WHAT IS ASKED: In the entries below, count each line holding the word "they". Answer with the total alone.

[Collected data entries]
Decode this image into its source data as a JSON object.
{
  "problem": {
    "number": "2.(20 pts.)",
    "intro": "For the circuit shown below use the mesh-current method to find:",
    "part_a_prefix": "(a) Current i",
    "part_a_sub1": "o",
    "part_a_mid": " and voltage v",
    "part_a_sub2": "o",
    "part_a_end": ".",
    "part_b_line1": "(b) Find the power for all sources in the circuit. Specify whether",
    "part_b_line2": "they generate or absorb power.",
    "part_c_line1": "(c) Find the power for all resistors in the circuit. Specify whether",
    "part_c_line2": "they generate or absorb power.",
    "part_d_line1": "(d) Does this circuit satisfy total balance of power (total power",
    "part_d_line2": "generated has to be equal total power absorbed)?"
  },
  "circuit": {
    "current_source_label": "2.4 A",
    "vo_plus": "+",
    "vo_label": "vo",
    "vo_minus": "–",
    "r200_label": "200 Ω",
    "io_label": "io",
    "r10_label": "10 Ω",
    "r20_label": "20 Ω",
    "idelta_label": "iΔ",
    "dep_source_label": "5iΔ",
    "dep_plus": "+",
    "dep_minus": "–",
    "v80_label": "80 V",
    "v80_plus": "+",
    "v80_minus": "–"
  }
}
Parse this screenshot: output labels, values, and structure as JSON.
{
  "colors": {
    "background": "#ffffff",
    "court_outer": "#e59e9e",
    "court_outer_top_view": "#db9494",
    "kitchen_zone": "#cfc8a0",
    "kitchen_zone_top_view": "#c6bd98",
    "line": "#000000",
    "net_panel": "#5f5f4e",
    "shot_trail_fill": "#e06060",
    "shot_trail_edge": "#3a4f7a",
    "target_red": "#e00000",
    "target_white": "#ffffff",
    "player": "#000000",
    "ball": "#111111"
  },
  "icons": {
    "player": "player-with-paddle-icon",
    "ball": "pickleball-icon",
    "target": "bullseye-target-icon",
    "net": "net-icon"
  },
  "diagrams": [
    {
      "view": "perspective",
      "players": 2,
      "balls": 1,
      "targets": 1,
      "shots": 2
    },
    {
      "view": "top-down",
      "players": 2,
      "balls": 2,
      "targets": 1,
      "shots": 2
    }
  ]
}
--
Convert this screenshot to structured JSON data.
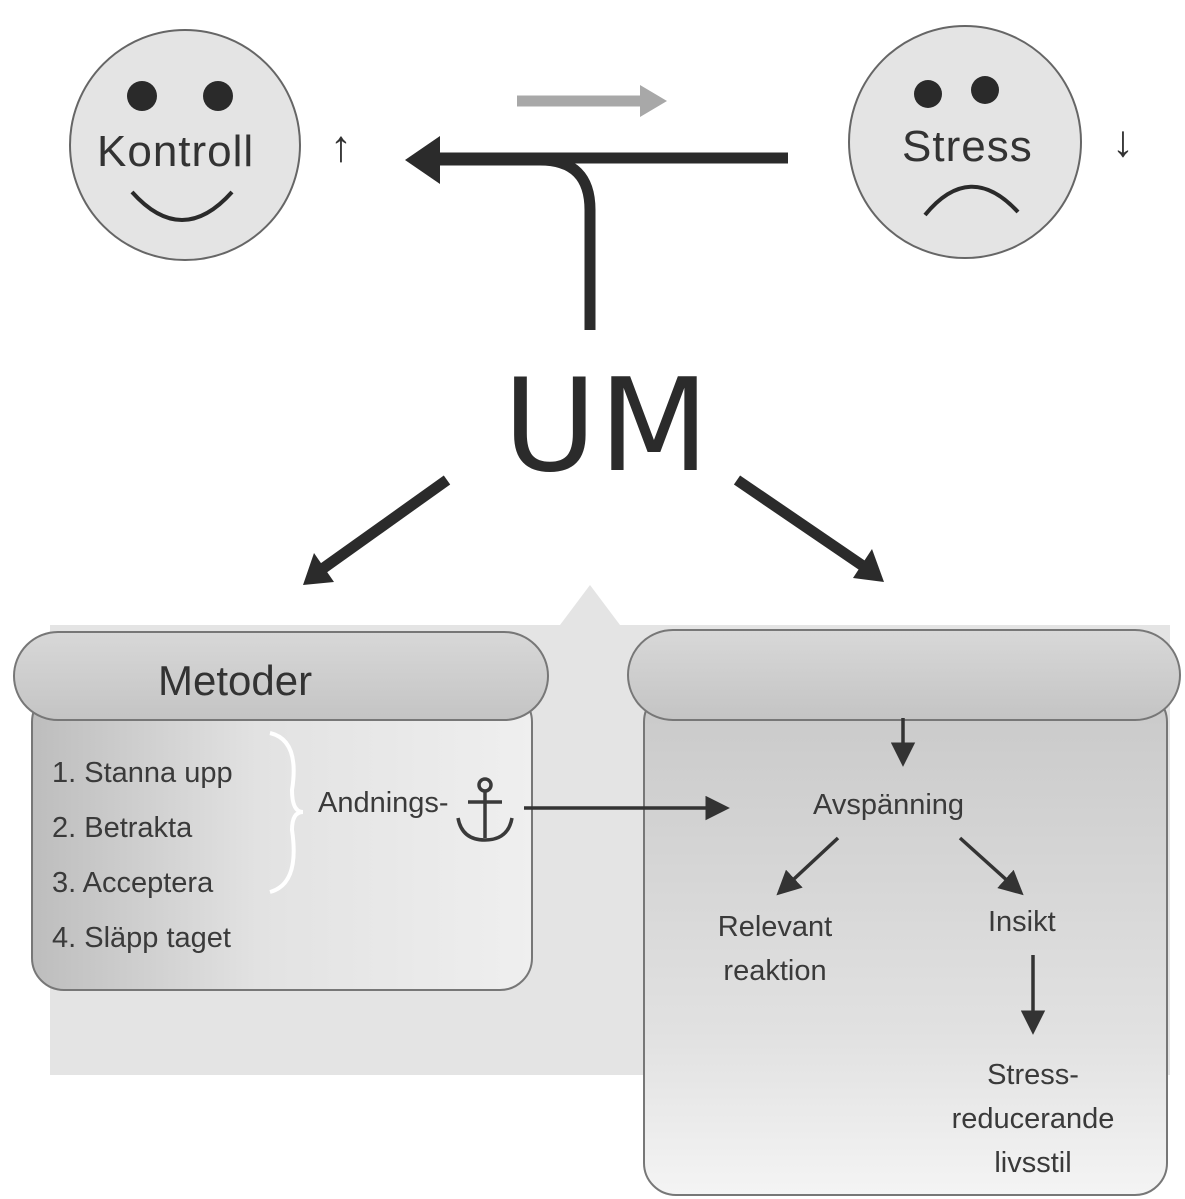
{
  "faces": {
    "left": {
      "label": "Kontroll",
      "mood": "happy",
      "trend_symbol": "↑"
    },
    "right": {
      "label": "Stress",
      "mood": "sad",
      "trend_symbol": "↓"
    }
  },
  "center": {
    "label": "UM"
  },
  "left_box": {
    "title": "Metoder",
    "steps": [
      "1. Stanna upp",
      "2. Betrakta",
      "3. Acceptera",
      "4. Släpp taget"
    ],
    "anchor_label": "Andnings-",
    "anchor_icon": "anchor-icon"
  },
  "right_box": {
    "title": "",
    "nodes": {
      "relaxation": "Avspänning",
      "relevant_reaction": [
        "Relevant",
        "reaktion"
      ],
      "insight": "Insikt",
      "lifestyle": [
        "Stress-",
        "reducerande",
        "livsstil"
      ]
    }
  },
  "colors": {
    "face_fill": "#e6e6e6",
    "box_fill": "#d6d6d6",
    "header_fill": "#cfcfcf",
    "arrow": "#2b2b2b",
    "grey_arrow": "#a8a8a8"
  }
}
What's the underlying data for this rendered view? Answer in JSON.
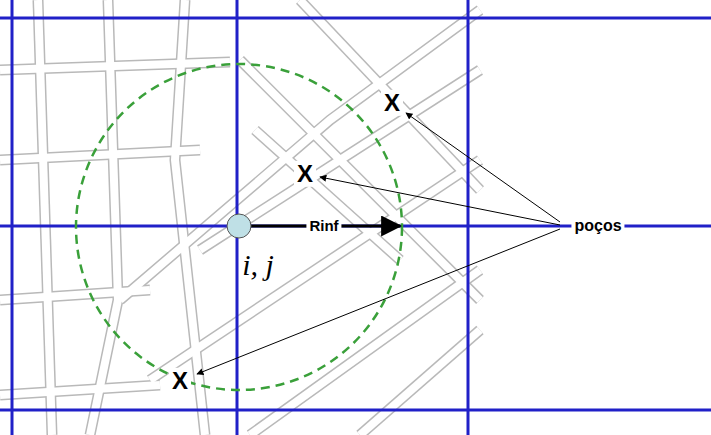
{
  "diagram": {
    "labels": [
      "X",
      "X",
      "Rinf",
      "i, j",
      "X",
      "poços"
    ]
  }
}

WRITTEN ANSWER: 2